### What the task requires
Quote every line as given.

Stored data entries

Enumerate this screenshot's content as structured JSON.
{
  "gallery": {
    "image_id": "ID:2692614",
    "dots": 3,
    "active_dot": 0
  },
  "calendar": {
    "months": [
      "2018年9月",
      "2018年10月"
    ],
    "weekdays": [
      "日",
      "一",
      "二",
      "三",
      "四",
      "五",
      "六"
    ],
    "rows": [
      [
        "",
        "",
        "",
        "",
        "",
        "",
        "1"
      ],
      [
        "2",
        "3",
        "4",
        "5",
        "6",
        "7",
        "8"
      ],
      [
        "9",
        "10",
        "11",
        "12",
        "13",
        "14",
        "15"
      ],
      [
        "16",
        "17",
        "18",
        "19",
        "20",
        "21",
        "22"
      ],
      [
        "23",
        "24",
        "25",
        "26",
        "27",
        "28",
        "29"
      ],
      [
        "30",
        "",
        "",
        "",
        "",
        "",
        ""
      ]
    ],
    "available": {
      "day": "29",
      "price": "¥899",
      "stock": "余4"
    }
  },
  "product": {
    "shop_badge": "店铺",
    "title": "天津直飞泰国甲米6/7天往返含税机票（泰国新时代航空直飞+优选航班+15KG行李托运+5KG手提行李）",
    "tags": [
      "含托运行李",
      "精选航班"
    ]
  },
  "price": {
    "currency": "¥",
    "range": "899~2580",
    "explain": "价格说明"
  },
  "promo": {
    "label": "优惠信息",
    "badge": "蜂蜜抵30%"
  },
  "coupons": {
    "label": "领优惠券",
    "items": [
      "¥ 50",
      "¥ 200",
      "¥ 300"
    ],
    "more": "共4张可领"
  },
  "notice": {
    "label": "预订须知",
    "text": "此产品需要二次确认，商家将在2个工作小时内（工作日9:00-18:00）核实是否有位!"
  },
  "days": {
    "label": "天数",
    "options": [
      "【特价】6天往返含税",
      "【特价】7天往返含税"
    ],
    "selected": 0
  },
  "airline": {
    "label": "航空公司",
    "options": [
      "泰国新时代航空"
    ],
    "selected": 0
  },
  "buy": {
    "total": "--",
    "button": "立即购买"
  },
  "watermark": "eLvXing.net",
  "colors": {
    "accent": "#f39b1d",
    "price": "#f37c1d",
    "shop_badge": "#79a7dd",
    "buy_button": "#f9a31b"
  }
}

### Result of this task
Enumerate this screenshot's content as structured JSON.
{
  "gallery": {
    "image_id": "ID:2692614",
    "dots": 3,
    "active_dot": 0
  },
  "calendar": {
    "months": [
      "2018年9月",
      "2018年10月"
    ],
    "weekdays": [
      "日",
      "一",
      "二",
      "三",
      "四",
      "五",
      "六"
    ],
    "rows": [
      [
        "",
        "",
        "",
        "",
        "",
        "",
        "1"
      ],
      [
        "2",
        "3",
        "4",
        "5",
        "6",
        "7",
        "8"
      ],
      [
        "9",
        "10",
        "11",
        "12",
        "13",
        "14",
        "15"
      ],
      [
        "16",
        "17",
        "18",
        "19",
        "20",
        "21",
        "22"
      ],
      [
        "23",
        "24",
        "25",
        "26",
        "27",
        "28",
        "29"
      ],
      [
        "30",
        "",
        "",
        "",
        "",
        "",
        ""
      ]
    ],
    "available": {
      "day": "29",
      "price": "¥899",
      "stock": "余4"
    }
  },
  "product": {
    "shop_badge": "店铺",
    "title": "天津直飞泰国甲米6/7天往返含税机票（泰国新时代航空直飞+优选航班+15KG行李托运+5KG手提行李）",
    "tags": [
      "含托运行李",
      "精选航班"
    ]
  },
  "price": {
    "currency": "¥",
    "range": "899~2580",
    "explain": "价格说明"
  },
  "promo": {
    "label": "优惠信息",
    "badge": "蜂蜜抵30%"
  },
  "coupons": {
    "label": "领优惠券",
    "items": [
      "¥ 50",
      "¥ 200",
      "¥ 300"
    ],
    "more": "共4张可领"
  },
  "notice": {
    "label": "预订须知",
    "text": "此产品需要二次确认，商家将在2个工作小时内（工作日9:00-18:00）核实是否有位!"
  },
  "days": {
    "label": "天数",
    "options": [
      "【特价】6天往返含税",
      "【特价】7天往返含税"
    ],
    "selected": 0
  },
  "airline": {
    "label": "航空公司",
    "options": [
      "泰国新时代航空"
    ],
    "selected": 0
  },
  "buy": {
    "total": "--",
    "button": "立即购买"
  },
  "watermark": "eLvXing.net",
  "colors": {
    "accent": "#f39b1d",
    "price": "#f37c1d",
    "shop_badge": "#79a7dd",
    "buy_button": "#f9a31b"
  }
}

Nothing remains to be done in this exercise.